(Task brief) Copy out the lines below verbatim, starting with the first line and stopping after the line that contains "- news-item: 일시:9월 10일(주일)".

(Dataset entries)
***

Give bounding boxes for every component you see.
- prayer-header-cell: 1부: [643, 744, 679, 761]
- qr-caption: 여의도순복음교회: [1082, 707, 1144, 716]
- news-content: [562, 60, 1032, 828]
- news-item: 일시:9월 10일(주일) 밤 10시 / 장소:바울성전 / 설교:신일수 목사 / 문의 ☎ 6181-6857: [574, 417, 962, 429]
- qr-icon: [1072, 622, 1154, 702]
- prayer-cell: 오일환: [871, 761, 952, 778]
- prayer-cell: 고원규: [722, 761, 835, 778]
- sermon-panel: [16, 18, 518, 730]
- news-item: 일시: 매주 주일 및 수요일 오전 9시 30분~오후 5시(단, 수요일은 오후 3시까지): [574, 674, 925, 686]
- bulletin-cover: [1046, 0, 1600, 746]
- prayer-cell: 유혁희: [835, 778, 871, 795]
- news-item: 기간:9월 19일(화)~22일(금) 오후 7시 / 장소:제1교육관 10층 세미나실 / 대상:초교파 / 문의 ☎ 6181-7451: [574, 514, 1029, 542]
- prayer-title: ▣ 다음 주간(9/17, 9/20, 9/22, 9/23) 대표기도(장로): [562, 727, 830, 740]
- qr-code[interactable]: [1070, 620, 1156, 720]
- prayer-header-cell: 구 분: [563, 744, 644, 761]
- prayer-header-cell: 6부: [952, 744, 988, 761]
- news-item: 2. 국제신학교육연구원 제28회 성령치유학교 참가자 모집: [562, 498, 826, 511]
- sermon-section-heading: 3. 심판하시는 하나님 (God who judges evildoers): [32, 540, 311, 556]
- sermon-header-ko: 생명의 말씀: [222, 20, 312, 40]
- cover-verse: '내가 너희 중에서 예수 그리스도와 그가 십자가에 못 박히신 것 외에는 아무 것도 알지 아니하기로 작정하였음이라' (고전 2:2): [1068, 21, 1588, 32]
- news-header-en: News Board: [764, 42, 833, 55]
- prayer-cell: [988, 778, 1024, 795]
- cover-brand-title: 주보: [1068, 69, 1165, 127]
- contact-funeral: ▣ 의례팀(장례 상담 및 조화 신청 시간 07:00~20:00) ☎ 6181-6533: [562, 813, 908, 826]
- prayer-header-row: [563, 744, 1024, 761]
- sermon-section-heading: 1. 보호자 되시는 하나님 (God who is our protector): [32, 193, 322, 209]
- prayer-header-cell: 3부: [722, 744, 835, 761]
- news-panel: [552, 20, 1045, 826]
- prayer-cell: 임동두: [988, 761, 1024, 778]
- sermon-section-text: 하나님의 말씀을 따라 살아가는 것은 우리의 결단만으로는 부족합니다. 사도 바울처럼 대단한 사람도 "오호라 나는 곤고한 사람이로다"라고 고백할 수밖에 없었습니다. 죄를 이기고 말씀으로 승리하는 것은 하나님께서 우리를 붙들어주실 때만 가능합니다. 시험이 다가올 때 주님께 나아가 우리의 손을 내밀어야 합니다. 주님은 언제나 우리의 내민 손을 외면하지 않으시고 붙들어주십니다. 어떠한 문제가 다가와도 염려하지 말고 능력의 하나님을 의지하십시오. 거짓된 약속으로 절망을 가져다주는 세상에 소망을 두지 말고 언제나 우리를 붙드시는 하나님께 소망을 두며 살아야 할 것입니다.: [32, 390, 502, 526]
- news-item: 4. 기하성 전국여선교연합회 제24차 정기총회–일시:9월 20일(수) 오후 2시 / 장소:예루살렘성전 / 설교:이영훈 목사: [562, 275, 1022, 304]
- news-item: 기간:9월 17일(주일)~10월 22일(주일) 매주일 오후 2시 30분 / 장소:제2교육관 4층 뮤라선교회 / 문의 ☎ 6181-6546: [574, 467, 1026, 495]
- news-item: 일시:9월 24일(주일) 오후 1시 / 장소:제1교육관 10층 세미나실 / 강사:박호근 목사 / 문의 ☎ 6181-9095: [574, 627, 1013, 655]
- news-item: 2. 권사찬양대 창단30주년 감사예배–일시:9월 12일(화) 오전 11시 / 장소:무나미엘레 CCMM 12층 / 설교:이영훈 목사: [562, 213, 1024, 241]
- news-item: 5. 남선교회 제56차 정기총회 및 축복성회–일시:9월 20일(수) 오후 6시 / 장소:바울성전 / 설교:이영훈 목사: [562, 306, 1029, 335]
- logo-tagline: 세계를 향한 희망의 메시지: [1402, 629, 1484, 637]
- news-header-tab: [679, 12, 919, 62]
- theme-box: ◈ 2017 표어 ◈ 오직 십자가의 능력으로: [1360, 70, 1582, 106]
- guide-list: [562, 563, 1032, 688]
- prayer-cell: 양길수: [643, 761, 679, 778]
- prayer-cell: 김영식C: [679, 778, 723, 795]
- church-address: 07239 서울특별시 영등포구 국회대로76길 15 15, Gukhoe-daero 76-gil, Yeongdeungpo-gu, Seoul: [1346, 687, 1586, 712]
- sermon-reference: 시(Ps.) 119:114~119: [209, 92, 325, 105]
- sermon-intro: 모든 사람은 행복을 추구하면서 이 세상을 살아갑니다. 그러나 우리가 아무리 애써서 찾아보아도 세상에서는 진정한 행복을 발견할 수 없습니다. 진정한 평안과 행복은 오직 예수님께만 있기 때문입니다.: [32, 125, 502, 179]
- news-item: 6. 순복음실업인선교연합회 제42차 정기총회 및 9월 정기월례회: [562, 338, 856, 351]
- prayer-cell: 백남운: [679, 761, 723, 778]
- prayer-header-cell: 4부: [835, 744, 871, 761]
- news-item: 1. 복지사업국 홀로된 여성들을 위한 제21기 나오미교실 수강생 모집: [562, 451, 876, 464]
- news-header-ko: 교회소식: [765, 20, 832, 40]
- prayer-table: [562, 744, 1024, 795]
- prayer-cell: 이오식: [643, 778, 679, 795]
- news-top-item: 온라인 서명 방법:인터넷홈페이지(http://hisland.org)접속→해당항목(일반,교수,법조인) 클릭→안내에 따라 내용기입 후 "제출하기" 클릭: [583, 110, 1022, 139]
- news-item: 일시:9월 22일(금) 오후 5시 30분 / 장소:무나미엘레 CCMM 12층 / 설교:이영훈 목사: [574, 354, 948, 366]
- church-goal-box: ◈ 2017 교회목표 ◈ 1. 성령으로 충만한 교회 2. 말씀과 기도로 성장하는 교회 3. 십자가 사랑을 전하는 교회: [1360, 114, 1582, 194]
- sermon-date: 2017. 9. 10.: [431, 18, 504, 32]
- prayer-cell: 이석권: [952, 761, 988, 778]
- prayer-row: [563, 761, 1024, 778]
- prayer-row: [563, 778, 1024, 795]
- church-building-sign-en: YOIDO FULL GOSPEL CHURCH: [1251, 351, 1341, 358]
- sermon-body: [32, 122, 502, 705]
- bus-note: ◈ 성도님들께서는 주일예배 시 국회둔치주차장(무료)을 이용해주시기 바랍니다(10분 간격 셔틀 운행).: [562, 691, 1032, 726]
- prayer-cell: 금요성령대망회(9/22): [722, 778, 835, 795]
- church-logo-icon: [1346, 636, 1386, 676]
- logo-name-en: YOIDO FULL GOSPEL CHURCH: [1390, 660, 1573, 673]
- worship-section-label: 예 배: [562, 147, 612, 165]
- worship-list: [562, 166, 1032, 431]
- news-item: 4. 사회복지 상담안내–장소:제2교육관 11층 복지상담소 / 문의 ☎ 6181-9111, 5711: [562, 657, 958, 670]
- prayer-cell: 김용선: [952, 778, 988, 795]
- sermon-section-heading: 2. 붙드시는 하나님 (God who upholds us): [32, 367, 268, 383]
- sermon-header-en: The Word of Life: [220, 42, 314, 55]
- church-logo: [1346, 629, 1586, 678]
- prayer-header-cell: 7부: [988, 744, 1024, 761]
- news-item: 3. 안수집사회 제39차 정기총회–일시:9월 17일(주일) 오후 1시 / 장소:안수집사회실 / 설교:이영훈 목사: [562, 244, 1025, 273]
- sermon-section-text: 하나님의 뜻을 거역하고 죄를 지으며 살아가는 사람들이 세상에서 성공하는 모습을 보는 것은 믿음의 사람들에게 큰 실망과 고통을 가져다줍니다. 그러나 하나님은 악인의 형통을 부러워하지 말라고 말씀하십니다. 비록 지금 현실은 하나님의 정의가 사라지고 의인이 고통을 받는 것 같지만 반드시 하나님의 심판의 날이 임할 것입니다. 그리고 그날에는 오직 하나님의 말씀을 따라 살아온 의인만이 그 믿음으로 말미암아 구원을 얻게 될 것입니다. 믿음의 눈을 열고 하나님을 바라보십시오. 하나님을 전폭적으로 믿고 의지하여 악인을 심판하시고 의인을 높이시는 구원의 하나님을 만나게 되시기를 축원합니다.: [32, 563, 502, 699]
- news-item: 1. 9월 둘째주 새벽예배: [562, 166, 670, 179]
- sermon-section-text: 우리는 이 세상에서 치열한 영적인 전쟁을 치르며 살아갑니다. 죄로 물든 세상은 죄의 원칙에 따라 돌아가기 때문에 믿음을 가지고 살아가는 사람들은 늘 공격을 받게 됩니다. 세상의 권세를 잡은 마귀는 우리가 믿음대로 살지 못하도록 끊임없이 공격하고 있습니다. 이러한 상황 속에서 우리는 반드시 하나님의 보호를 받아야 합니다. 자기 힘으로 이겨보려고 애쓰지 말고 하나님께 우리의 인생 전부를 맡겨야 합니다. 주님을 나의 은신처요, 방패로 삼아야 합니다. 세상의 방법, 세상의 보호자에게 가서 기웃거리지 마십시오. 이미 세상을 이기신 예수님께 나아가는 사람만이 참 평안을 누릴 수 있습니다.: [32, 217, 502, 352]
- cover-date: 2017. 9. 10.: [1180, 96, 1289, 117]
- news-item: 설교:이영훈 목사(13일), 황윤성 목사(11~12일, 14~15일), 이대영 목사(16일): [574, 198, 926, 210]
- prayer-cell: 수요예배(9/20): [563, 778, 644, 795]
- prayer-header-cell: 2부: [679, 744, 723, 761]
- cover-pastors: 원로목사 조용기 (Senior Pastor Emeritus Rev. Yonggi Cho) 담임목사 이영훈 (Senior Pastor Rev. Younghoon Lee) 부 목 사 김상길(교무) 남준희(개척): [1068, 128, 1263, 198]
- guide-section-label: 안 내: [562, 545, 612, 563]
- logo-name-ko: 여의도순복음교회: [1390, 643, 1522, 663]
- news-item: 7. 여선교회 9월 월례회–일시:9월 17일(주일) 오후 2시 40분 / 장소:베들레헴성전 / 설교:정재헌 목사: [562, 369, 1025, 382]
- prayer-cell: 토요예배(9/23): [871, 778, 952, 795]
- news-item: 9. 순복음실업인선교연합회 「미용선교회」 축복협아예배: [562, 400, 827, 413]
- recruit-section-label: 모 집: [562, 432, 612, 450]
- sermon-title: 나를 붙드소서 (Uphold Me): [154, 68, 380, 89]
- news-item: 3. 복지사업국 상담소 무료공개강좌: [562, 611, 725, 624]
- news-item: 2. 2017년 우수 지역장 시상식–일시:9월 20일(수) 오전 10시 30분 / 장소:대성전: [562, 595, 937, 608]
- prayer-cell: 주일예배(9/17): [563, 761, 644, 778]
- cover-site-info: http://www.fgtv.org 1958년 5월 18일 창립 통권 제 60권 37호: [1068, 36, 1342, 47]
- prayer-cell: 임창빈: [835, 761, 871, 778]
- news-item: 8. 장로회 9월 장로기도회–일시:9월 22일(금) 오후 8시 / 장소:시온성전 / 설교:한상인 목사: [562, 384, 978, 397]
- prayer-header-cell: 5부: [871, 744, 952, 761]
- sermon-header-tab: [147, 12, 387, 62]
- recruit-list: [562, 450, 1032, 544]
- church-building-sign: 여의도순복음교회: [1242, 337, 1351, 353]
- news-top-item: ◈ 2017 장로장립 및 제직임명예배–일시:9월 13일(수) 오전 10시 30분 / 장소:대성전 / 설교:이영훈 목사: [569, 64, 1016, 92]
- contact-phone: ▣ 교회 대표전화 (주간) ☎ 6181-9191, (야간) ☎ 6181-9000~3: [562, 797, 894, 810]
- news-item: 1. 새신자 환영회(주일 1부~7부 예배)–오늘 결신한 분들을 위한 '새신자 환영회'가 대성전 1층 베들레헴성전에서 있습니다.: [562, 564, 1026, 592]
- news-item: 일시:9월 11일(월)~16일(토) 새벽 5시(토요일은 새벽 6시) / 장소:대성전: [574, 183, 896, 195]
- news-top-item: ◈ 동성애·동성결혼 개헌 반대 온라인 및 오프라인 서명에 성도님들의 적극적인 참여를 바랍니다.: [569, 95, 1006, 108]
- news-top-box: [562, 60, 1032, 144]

***

(Correct response)
Give bounding boxes for every component you see.
- prayer-header-cell: 1부: [643, 744, 679, 761]
- qr-caption: 여의도순복음교회: [1082, 707, 1144, 716]
- news-content: [562, 60, 1032, 828]
- news-item: 일시:9월 10일(주일) 밤 10시 / 장소:바울성전 / 설교:신일수 목사 / 문의 ☎ 6181-6857: [574, 417, 962, 429]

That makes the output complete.